Count the lines in the entries below that include the word "squares". Give nothing but the number.

# Some records
-*-*-

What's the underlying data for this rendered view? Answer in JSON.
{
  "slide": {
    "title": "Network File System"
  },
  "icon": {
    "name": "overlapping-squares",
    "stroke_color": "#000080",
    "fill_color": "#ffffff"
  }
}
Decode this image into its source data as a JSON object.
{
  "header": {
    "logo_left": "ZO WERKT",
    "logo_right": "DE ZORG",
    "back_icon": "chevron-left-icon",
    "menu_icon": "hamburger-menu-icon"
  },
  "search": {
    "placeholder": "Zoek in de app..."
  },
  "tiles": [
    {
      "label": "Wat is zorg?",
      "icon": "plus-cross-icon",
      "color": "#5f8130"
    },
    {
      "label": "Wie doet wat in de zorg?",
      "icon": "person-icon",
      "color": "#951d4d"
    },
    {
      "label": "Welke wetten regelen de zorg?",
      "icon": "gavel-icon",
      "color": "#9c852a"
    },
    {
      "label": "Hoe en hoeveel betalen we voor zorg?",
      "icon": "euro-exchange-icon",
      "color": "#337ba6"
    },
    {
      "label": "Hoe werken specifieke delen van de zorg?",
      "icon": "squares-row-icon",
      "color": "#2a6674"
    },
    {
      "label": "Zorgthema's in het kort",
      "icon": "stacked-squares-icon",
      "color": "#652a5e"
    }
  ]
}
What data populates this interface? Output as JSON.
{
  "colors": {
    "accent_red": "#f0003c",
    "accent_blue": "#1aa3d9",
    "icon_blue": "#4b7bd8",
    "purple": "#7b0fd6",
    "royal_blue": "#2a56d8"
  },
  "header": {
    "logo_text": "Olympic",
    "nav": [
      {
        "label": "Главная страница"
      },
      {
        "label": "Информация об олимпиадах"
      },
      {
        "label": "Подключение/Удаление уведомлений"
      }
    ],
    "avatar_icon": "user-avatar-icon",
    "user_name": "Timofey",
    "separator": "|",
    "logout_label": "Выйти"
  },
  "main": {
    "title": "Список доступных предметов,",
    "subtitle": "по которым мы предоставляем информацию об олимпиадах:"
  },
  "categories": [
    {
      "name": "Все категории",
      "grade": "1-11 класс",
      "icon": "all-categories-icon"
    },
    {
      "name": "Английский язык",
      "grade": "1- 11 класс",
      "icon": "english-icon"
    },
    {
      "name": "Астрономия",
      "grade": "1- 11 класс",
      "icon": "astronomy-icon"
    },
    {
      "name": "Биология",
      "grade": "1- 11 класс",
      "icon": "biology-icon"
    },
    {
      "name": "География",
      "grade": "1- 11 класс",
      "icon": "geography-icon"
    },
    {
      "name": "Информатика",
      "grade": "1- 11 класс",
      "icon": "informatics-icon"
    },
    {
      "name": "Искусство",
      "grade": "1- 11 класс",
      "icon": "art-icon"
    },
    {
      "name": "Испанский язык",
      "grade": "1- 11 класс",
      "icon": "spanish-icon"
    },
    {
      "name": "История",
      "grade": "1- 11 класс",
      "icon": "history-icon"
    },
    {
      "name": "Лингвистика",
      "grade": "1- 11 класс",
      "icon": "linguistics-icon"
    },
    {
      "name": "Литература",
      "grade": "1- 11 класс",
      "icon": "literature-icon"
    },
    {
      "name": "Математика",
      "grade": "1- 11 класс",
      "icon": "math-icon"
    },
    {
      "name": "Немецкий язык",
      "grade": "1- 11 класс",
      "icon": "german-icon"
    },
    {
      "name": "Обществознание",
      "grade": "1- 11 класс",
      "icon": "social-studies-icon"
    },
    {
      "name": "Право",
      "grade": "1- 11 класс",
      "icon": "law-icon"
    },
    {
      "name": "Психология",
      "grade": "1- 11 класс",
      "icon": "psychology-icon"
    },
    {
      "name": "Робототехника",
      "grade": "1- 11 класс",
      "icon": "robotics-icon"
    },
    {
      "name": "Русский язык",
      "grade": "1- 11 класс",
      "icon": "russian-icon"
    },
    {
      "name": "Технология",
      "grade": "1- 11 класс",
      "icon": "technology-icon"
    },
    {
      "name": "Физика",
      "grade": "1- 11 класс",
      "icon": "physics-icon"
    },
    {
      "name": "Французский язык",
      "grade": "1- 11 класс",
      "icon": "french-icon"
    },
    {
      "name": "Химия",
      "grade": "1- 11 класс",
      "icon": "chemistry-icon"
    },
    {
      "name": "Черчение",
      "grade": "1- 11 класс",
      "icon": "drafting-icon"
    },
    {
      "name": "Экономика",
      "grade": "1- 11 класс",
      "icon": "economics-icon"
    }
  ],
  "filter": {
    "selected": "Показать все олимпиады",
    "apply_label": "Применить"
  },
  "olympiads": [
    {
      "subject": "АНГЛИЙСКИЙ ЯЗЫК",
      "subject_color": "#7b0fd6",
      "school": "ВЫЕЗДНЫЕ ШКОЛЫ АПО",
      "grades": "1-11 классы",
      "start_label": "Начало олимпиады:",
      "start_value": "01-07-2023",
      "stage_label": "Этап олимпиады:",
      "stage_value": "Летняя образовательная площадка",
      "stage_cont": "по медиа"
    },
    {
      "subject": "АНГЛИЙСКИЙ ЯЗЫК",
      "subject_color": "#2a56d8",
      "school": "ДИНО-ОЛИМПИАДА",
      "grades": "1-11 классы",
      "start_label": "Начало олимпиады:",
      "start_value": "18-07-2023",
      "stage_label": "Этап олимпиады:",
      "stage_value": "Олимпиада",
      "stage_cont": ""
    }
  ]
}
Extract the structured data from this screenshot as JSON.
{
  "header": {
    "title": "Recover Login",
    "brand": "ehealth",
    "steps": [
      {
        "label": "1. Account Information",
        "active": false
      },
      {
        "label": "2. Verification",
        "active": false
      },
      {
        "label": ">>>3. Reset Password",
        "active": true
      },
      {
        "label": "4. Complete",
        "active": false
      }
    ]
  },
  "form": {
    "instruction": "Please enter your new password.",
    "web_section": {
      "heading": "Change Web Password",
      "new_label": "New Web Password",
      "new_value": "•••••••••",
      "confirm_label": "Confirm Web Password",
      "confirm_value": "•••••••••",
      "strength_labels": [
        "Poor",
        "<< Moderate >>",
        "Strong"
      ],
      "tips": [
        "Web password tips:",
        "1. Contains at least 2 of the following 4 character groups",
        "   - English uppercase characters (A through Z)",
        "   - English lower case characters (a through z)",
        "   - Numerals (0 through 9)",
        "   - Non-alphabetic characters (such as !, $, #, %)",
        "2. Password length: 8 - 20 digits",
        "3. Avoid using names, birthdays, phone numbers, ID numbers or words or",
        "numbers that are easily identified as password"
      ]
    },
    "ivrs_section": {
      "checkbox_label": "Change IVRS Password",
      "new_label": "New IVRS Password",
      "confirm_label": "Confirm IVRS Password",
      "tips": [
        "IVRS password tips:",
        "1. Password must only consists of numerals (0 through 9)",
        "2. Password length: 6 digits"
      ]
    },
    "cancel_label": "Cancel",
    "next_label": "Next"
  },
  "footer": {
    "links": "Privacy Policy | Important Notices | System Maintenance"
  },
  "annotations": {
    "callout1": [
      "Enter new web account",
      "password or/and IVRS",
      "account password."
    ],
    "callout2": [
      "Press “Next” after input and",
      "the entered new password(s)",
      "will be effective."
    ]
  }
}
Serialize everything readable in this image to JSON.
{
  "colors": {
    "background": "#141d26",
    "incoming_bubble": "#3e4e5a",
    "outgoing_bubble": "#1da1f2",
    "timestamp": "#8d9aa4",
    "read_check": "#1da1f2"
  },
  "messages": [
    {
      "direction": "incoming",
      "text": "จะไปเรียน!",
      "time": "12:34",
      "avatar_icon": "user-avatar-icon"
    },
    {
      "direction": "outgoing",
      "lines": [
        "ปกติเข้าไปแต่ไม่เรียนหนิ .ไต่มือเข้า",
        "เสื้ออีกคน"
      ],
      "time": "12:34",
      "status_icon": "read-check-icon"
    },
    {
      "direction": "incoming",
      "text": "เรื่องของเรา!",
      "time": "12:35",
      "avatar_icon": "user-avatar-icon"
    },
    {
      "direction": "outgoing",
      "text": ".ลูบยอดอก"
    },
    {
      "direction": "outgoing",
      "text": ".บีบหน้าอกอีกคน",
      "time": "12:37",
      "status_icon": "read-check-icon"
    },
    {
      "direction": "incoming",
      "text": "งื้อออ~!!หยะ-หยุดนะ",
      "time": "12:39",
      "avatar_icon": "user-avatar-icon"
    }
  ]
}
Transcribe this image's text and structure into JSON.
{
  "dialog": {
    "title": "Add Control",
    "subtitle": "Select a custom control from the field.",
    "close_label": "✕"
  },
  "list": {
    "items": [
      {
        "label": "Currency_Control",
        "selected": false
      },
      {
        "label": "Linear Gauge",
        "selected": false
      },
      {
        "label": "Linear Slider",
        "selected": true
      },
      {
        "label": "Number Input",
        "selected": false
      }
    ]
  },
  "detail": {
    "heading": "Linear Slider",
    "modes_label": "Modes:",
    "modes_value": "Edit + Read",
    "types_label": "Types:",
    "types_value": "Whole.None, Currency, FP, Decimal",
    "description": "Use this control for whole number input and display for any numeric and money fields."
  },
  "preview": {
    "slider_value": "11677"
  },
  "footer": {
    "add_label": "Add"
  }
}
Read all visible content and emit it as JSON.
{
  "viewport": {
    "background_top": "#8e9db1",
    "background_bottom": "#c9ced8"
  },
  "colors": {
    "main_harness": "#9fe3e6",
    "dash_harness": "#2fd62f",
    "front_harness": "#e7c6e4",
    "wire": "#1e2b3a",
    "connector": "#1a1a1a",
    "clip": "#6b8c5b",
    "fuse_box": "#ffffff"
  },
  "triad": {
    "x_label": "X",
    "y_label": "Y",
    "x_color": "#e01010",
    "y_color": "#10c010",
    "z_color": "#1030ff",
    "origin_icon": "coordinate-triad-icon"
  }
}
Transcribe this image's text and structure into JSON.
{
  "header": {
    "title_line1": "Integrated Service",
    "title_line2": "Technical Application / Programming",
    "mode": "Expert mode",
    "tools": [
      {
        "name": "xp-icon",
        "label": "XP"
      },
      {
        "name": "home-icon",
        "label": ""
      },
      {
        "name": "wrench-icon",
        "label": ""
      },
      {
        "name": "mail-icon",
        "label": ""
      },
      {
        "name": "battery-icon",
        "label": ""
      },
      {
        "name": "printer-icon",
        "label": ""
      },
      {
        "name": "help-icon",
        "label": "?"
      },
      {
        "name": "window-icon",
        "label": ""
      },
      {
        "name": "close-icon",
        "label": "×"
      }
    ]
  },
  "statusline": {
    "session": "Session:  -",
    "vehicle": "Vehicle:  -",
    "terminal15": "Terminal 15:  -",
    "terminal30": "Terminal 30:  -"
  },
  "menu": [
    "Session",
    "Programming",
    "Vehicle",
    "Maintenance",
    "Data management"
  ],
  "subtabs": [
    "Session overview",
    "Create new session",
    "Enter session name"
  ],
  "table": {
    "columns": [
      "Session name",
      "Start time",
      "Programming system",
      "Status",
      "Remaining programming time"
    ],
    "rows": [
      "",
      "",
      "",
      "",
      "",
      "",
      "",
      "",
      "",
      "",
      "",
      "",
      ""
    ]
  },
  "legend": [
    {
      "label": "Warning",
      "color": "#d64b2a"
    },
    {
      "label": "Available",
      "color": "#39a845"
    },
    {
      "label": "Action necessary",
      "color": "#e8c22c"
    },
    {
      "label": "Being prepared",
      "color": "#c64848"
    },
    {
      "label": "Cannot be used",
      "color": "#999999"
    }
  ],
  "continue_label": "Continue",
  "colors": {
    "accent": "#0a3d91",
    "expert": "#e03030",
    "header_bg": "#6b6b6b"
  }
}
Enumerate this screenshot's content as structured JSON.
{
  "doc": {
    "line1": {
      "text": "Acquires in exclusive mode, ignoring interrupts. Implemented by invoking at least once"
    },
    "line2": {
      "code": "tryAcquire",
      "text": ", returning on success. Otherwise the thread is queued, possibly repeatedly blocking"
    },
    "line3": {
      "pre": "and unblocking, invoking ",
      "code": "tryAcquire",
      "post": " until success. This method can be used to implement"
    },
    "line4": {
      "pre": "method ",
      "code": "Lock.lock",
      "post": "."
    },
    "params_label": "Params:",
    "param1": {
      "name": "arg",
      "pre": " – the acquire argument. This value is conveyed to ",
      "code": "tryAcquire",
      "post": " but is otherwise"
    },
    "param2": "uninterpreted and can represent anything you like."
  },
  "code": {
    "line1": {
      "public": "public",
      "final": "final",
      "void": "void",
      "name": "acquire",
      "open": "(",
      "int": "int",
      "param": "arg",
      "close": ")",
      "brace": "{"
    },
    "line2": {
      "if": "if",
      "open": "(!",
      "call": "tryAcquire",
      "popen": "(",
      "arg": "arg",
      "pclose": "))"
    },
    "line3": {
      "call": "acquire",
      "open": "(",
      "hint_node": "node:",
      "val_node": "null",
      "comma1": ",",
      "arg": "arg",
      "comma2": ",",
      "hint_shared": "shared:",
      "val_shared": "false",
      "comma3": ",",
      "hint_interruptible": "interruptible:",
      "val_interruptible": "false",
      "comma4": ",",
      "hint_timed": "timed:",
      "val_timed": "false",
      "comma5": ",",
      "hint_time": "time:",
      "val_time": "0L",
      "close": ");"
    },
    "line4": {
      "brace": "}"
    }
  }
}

-*-*-

# Solved problem
3